**Given problem 1:** Translate this sentence from the Flink functions thread into Spanish: "Contributing scalar functions is a good way to get involved with the Flink development."

**Given passage:**
[START]

在 2018年8月23日,下午4:11,Fabian Hueske <[hidden email]> 写道:

Hi Henry,

Flink is an open source project. New build-in functions are constantly contributed to Flink. Right now, there are more than 5 PRs open to add or improve various functions.

If you find that some functions are not working correctly or could be improved, you can open a Jira issue. The same applies to missing functions.
Before opening an issue, it would be good to check if there's another issue for the same problem.
After opening a Jira issue, you can either wait for somebody to pick it up or contribute the function yourself.
The scalar function umbrella Jira issue [1] explains what needs to be done to add a function.

Contributing scalar functions is a good way to get involved with the Flink development.

Best, Fabian


Am Do., 23. Aug. 2018 um 09:16 Uhr schrieb 徐涛 <[hidden email]>:
Hi All,
        I found flink is lack of some basic functions , for example string split, regular express support, json parse and extract support, these function are used frequently in development , but they are not supported, use has to write UDF to support this.
        And some of the provided functions are lack of usability, for example log(2, 1.0) and exp(1.0)  with double params are not supported. I think they are not hard to implement and they are very basic functions.
        Will flink enhance the basic functions , maybe in later releases?

Best,
Henry

[END]

**Dataset records:**
[START]

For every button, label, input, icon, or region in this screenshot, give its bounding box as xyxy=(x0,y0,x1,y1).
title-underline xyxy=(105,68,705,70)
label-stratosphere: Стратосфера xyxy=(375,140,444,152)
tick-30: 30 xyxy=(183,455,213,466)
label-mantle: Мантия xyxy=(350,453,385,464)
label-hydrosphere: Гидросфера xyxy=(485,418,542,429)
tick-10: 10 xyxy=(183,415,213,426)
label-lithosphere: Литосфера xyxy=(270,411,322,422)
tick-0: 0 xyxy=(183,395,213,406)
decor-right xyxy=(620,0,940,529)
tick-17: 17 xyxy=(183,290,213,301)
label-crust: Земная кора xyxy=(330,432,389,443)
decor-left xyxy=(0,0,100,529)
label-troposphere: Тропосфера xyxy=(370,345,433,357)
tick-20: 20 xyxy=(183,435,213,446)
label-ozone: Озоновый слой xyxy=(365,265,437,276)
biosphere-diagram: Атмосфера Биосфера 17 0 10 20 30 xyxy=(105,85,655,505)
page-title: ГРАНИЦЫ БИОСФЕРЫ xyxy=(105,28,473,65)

[END]
[START]

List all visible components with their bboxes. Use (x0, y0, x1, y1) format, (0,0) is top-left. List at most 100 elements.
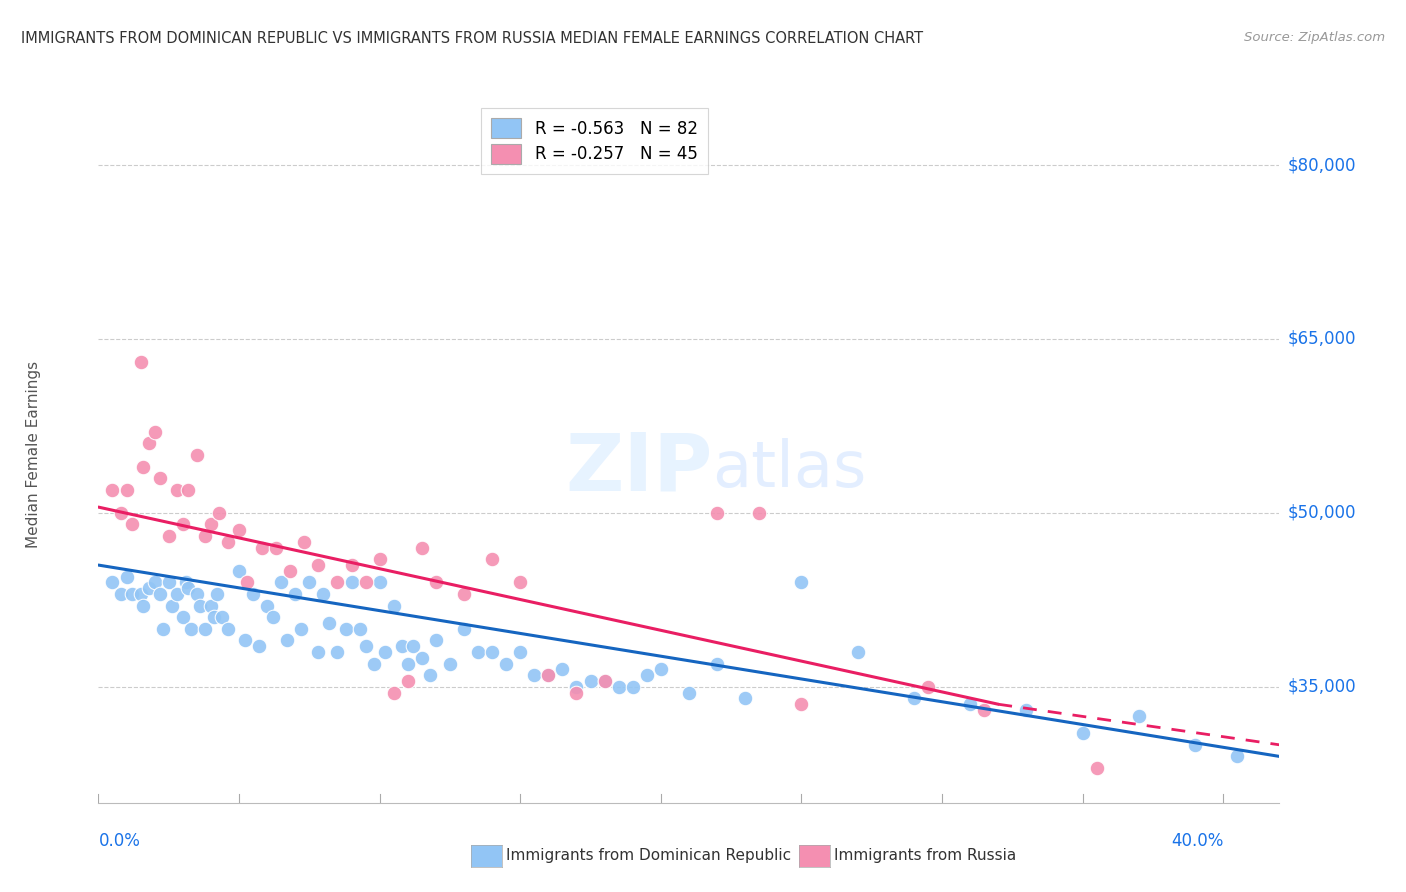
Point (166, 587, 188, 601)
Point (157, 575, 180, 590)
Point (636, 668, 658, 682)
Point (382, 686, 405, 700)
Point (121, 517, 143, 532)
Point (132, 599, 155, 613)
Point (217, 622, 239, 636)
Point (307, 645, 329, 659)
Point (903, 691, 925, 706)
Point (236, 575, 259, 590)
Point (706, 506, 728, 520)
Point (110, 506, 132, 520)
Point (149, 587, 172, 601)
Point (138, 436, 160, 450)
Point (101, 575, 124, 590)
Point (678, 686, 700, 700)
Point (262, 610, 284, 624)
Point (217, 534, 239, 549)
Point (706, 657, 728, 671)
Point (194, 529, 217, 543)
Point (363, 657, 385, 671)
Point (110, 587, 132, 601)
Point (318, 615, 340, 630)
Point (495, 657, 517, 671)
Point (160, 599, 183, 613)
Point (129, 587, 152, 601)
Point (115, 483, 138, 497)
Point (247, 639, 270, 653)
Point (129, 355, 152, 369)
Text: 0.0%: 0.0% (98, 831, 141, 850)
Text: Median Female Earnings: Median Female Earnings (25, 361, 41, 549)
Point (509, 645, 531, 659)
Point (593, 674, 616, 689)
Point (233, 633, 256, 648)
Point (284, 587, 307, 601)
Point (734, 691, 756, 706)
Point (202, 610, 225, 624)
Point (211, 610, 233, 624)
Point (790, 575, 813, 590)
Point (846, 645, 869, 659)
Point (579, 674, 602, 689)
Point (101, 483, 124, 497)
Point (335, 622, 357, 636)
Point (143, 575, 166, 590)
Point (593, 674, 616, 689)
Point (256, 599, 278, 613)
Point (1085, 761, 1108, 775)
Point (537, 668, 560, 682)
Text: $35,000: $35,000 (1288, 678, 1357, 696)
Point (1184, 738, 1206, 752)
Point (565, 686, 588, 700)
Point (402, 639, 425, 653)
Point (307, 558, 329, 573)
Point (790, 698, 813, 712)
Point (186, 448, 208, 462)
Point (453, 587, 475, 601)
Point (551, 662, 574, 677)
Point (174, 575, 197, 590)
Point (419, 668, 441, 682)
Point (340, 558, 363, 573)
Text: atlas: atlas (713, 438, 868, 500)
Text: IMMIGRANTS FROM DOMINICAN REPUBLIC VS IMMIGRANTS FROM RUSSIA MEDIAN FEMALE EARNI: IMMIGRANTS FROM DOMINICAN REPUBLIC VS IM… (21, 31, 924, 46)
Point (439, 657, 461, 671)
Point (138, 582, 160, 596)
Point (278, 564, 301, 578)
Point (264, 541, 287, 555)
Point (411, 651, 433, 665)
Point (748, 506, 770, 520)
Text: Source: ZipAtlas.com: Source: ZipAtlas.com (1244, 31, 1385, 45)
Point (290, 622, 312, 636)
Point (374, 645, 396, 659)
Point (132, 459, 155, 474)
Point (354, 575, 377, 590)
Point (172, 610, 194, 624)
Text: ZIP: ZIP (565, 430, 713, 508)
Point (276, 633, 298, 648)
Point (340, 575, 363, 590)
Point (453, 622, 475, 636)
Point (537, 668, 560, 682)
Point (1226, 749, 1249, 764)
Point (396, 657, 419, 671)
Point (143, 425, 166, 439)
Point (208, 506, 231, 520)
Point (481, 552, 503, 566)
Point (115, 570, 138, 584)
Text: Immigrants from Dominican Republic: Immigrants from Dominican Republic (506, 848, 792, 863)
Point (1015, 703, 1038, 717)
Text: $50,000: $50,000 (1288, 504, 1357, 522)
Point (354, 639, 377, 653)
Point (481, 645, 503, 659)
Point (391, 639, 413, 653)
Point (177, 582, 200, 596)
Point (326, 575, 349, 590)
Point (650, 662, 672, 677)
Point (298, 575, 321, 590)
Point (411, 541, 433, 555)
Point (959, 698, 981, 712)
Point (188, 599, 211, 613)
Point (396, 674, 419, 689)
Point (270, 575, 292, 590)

[END]

**Given problem 2:** Please rewrite the rows in the stretch from the one containing "Point (166, 587, 188, 601)" through the one containing "Point (903, 691, 925, 706)", changing "Point" to "Marker" and leaving everything else as it is.

**Complete output 1:** Contribuir con funciones escalares es una buena manera de involucrarse en el desarrollo de Flink.

**Complete output 2:**
Marker (166, 587, 188, 601)
Marker (157, 575, 180, 590)
Marker (636, 668, 658, 682)
Marker (382, 686, 405, 700)
Marker (121, 517, 143, 532)
Marker (132, 599, 155, 613)
Marker (217, 622, 239, 636)
Marker (307, 645, 329, 659)
Marker (903, 691, 925, 706)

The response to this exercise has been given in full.